SET TASK: Write out everything from the start of the records down to the line containing "sponsored-prefix: Sponsored by", with "person-name" substituted for "member-name" and nothing else changed.

[Dataset records]

++++++++++

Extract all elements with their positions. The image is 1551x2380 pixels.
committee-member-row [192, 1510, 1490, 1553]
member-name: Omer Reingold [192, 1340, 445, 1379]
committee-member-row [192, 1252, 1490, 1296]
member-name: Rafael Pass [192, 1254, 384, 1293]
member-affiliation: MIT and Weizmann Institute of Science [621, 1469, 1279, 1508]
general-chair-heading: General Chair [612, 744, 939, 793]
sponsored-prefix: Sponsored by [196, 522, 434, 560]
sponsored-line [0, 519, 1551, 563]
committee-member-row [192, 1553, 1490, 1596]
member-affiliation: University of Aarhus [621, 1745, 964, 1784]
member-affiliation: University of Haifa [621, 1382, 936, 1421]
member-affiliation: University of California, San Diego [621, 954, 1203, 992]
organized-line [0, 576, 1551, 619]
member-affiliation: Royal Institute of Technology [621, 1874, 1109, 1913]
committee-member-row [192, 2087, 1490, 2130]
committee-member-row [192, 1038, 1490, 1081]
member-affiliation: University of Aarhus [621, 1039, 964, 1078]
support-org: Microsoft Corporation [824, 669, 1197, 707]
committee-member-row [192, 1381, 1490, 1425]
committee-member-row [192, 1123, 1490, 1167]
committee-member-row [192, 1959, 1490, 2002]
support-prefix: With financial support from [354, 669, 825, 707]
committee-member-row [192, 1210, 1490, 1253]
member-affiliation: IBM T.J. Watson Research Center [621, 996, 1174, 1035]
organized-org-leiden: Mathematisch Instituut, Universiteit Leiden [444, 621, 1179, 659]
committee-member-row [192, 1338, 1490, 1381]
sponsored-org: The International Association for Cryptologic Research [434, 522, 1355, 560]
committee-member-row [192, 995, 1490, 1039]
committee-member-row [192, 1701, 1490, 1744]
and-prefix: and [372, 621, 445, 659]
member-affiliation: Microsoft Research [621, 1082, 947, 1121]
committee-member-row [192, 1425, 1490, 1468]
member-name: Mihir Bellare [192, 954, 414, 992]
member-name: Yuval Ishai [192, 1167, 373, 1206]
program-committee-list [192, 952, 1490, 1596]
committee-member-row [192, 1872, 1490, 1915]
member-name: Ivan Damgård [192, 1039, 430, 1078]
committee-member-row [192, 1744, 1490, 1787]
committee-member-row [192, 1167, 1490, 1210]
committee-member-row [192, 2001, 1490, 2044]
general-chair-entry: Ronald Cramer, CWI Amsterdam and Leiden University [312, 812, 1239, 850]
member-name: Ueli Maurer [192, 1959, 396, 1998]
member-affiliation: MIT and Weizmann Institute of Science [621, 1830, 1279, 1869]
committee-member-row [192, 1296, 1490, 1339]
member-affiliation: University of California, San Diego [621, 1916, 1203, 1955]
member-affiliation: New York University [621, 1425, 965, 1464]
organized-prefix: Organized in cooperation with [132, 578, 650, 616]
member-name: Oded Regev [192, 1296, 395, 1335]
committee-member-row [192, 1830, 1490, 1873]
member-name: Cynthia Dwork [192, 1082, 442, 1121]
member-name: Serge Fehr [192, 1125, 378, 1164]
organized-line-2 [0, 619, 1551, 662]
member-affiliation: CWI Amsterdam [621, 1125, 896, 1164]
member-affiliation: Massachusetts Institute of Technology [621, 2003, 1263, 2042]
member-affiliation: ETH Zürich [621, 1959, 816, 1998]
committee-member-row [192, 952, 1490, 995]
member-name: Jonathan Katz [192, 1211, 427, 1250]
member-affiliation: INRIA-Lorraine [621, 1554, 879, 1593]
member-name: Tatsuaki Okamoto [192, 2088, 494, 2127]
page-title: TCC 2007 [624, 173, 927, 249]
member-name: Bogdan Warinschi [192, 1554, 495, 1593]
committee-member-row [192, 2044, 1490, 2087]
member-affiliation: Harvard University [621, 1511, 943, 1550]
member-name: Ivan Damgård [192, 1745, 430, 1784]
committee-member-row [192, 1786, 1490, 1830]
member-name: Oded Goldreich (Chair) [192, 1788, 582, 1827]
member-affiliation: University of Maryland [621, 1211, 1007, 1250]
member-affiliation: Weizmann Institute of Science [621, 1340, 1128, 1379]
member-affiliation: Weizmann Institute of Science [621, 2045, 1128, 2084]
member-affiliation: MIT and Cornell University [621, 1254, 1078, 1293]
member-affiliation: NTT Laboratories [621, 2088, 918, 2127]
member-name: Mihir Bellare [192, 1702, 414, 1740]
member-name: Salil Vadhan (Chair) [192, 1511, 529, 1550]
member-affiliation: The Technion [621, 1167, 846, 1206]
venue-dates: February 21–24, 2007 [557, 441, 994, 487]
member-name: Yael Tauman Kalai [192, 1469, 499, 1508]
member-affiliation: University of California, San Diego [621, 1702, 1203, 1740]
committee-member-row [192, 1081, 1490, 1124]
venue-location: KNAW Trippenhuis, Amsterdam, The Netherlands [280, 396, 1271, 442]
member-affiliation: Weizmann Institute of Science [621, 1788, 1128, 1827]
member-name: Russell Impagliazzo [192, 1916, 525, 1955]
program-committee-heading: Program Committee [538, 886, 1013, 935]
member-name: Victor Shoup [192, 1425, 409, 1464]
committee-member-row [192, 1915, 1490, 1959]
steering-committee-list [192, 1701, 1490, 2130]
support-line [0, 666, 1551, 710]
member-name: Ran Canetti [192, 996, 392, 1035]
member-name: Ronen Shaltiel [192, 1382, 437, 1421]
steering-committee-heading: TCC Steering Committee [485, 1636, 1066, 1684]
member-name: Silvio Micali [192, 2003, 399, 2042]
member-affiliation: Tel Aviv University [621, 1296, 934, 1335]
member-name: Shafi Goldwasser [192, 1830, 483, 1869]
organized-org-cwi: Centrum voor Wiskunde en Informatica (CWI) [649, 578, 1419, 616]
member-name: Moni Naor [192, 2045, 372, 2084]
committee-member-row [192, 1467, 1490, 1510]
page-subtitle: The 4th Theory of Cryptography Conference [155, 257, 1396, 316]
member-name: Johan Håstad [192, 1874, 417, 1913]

++++++++++

RESPONSE BELOW:
Extract all elements with their positions. The image is 1551x2380 pixels.
committee-member-row [192, 1510, 1490, 1553]
person-name: Omer Reingold [192, 1340, 445, 1379]
committee-member-row [192, 1252, 1490, 1296]
person-name: Rafael Pass [192, 1254, 384, 1293]
member-affiliation: MIT and Weizmann Institute of Science [621, 1469, 1279, 1508]
general-chair-heading: General Chair [612, 744, 939, 793]
sponsored-prefix: Sponsored by [196, 522, 434, 560]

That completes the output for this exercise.